Stated goal:
Copy out every one of the rows below word for word, leaving out the pictures.

Raw data:
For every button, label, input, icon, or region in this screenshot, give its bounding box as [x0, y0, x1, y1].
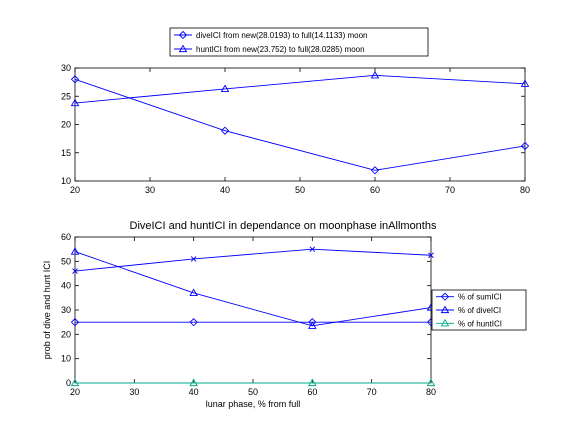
- x-tick-label: 40: [189, 387, 199, 397]
- data-point: [308, 321, 317, 329]
- chart-title: DiveICI and huntICI in dependance on moo…: [130, 220, 437, 232]
- data-point: [520, 141, 530, 151]
- y-tick-label: 10: [61, 354, 71, 364]
- x-tick-label: 20: [70, 185, 80, 195]
- legend: diveICI from new(28.0193) to full(14.113…: [169, 27, 429, 57]
- data-point: [370, 70, 380, 79]
- series-1: [70, 70, 530, 107]
- series-line: [74, 251, 432, 327]
- legend-entry: % of sumICI: [458, 293, 502, 302]
- legend-swatch-marker: [178, 30, 188, 40]
- x-tick-label: 50: [248, 387, 258, 397]
- plot-area: [74, 236, 432, 384]
- data-point: [520, 79, 530, 87]
- data-point: [70, 98, 80, 107]
- series-line: [74, 248, 432, 272]
- plot-area: [74, 67, 526, 182]
- data-point: [308, 378, 317, 387]
- y-tick-label: 20: [61, 329, 71, 339]
- data-point: [189, 378, 198, 387]
- x-tick-label: 80: [520, 185, 530, 195]
- data-point: [189, 288, 198, 297]
- legend: % of sumICI % of diveICI % of huntICI: [431, 289, 527, 331]
- y-tick-label: 0: [66, 378, 71, 388]
- y-tick-label: 30: [61, 63, 71, 73]
- x-tick-label: 20: [70, 387, 80, 397]
- series-1: [70, 247, 436, 329]
- x-tick-label: 30: [145, 185, 155, 195]
- chart-bottom: 20 30 40 50 60 70 80 0 10 20 30 40 50 60 DiveICI and h…: [42, 220, 527, 409]
- x-tick-label: 60: [307, 387, 317, 397]
- x-tick-label: 80: [426, 387, 436, 397]
- data-point: [428, 252, 434, 259]
- data-point: [72, 268, 78, 274]
- data-point: [220, 84, 230, 92]
- series-line: [74, 78, 526, 171]
- x-tick-label: 70: [445, 185, 455, 195]
- y-axis-label: prob of dive and hunt ICI: [42, 261, 52, 360]
- x-tick-label: 60: [370, 185, 380, 195]
- legend-entry: % of diveICI: [458, 306, 501, 315]
- y-tick-label: 40: [61, 281, 71, 291]
- data-point: [70, 378, 80, 387]
- y-tick-label: 20: [61, 120, 71, 130]
- x-axis-label: lunar phase, % from full: [206, 399, 301, 409]
- legend-box: [169, 27, 429, 57]
- x-tick-label: 50: [295, 185, 305, 195]
- data-point: [220, 126, 230, 135]
- data-point: [309, 246, 316, 252]
- y-tick-label: 30: [61, 305, 71, 315]
- legend-entry: huntICI from new(23.752) to full(28.0285…: [196, 45, 365, 54]
- data-point: [370, 166, 380, 175]
- y-tick-label: 50: [61, 256, 71, 266]
- series-line: [74, 74, 526, 104]
- data-point: [190, 256, 197, 262]
- series-3: [72, 246, 434, 274]
- y-tick-label: 60: [61, 232, 71, 242]
- legend-entry: % of huntICI: [458, 319, 502, 328]
- series-2: [70, 378, 436, 387]
- y-tick-label: 25: [61, 91, 71, 101]
- data-point: [426, 378, 436, 387]
- legend-swatch-marker: [178, 44, 188, 53]
- y-tick-label: 15: [61, 148, 71, 158]
- y-tick-label: 10: [61, 176, 71, 186]
- legend-entry: diveICI from new(28.0193) to full(14.113…: [196, 31, 368, 40]
- legend-swatch-marker: [440, 318, 450, 327]
- data-point: [189, 318, 198, 327]
- data-point: [70, 75, 80, 84]
- x-tick-label: 30: [129, 387, 139, 397]
- legend-swatch-marker: [440, 305, 450, 314]
- series-0: [70, 75, 530, 175]
- legend-swatch-marker: [440, 292, 450, 301]
- data-point: [70, 247, 80, 255]
- chart-top: 20 30 40 50 60 70 80 10 15 20 25 30 diveICI from new…: [61, 27, 530, 195]
- x-tick-label: 40: [220, 185, 230, 195]
- x-tick-label: 70: [367, 387, 377, 397]
- data-point: [70, 318, 80, 327]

Answer to this task:
For every button, label, input, icon, or region in this screenshot, give its bounding box as [x0, y0, x1, y1].
- x-tick-label: 40: [189, 387, 199, 397]
- data-point: [308, 321, 317, 329]
- chart-title: DiveICI and huntICI in dependance on moo…: [130, 220, 437, 232]
- data-point: [520, 141, 530, 151]
- y-tick-label: 10: [61, 354, 71, 364]
- x-tick-label: 20: [70, 185, 80, 195]
- legend: diveICI from new(28.0193) to full(14.113…: [169, 27, 429, 57]
- data-point: [370, 70, 380, 79]
- series-1: [70, 70, 530, 107]
- series-line: [74, 251, 432, 327]
- legend-entry: % of sumICI: [458, 293, 502, 302]
- legend-swatch-marker: [178, 30, 188, 40]
- x-tick-label: 50: [248, 387, 258, 397]
- plot-area: [74, 236, 432, 384]
- data-point: [520, 79, 530, 87]
- data-point: [70, 98, 80, 107]
- series-line: [74, 248, 432, 272]
- plot-area: [74, 67, 526, 182]
- data-point: [308, 378, 317, 387]
- y-tick-label: 20: [61, 329, 71, 339]
- data-point: [189, 378, 198, 387]
- x-tick-label: 80: [520, 185, 530, 195]
- data-point: [189, 288, 198, 297]
- legend: % of sumICI % of diveICI % of huntICI: [431, 289, 527, 331]
- y-tick-label: 0: [66, 378, 71, 388]
- y-tick-label: 30: [61, 63, 71, 73]
- x-tick-label: 20: [70, 387, 80, 397]
- series-1: [70, 247, 436, 329]
- x-tick-label: 30: [145, 185, 155, 195]
- chart-bottom: 20 30 40 50 60 70 80 0 10 20 30 40 50 60 DiveICI and h…: [42, 220, 527, 409]
- x-tick-label: 60: [307, 387, 317, 397]
- x-tick-label: 80: [426, 387, 436, 397]
- data-point: [428, 252, 434, 259]
- data-point: [72, 268, 78, 274]
- data-point: [220, 84, 230, 92]
- series-line: [74, 78, 526, 171]
- x-tick-label: 70: [445, 185, 455, 195]
- y-axis-label: prob of dive and hunt ICI: [42, 261, 52, 360]
- x-tick-label: 60: [370, 185, 380, 195]
- legend-entry: % of diveICI: [458, 306, 501, 315]
- y-tick-label: 40: [61, 281, 71, 291]
- data-point: [70, 378, 80, 387]
- y-tick-label: 20: [61, 120, 71, 130]
- x-axis-label: lunar phase, % from full: [206, 399, 301, 409]
- legend-box: [169, 27, 429, 57]
- x-tick-label: 50: [295, 185, 305, 195]
- data-point: [220, 126, 230, 135]
- data-point: [309, 246, 316, 252]
- y-tick-label: 30: [61, 305, 71, 315]
- legend-entry: huntICI from new(23.752) to full(28.0285…: [196, 45, 365, 54]
- data-point: [370, 166, 380, 175]
- y-tick-label: 50: [61, 256, 71, 266]
- series-line: [74, 74, 526, 104]
- data-point: [190, 256, 197, 262]
- series-3: [72, 246, 434, 274]
- y-tick-label: 60: [61, 232, 71, 242]
- legend-entry: % of huntICI: [458, 319, 502, 328]
- series-2: [70, 378, 436, 387]
- y-tick-label: 25: [61, 91, 71, 101]
- data-point: [426, 378, 436, 387]
- legend-swatch-marker: [178, 44, 188, 53]
- y-tick-label: 15: [61, 148, 71, 158]
- y-tick-label: 10: [61, 176, 71, 186]
- legend-entry: diveICI from new(28.0193) to full(14.113…: [196, 31, 368, 40]
- legend-swatch-marker: [440, 318, 450, 327]
- data-point: [189, 318, 198, 327]
- data-point: [70, 75, 80, 84]
- x-tick-label: 30: [129, 387, 139, 397]
- legend-swatch-marker: [440, 305, 450, 314]
- series-0: [70, 75, 530, 175]
- legend-swatch-marker: [440, 292, 450, 301]
- data-point: [70, 247, 80, 255]
- chart-top: 20 30 40 50 60 70 80 10 15 20 25 30 diveICI from new…: [61, 27, 530, 195]
- x-tick-label: 40: [220, 185, 230, 195]
- x-tick-label: 70: [367, 387, 377, 397]
- data-point: [70, 318, 80, 327]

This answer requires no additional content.